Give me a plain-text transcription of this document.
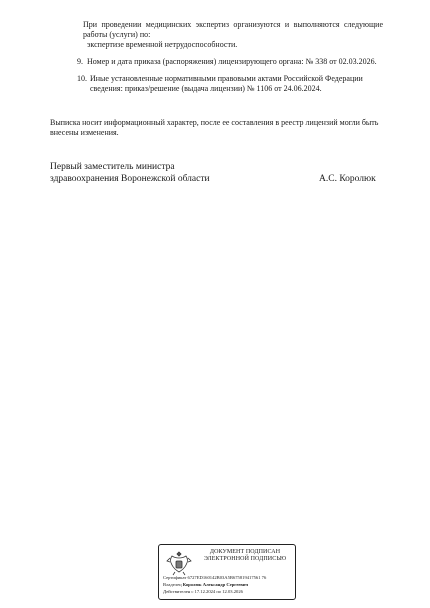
При проведении медицинских экспертиз организуются и выполняются следующие
работы (услуги) по:
экспертизе временной нетрудоспособности.
9. Номер и дата приказа (распоряжения) лицензирующего органа: № 338 от 02.03.2026.
10. Иные установленные нормативными правовыми актами Российской Федерации
сведения: приказ/решение (выдача лицензии) № 1106 от 24.06.2024.
Выписка носит информационный характер, после ее составления в реестр лицензий могли быть
внесены изменения.
Первый заместитель министра
здравоохранения Воронежской области	А.С. Королюк
ДОКУМЕНТ ПОДПИСАН
ЭЛЕКТРОННОЙ ПОДПИСЬЮ
Сертификат 6727ED160142B03A5B675819417561 76
Владелец Королюк Александр Сергеевич
Действителен с 17.12.2024 по 12.03.2026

PROBLEM TO SOLVE: Report only the number of lines in the data above that contain "Королюк".

RESPONSE TO THE EXERCISE: 2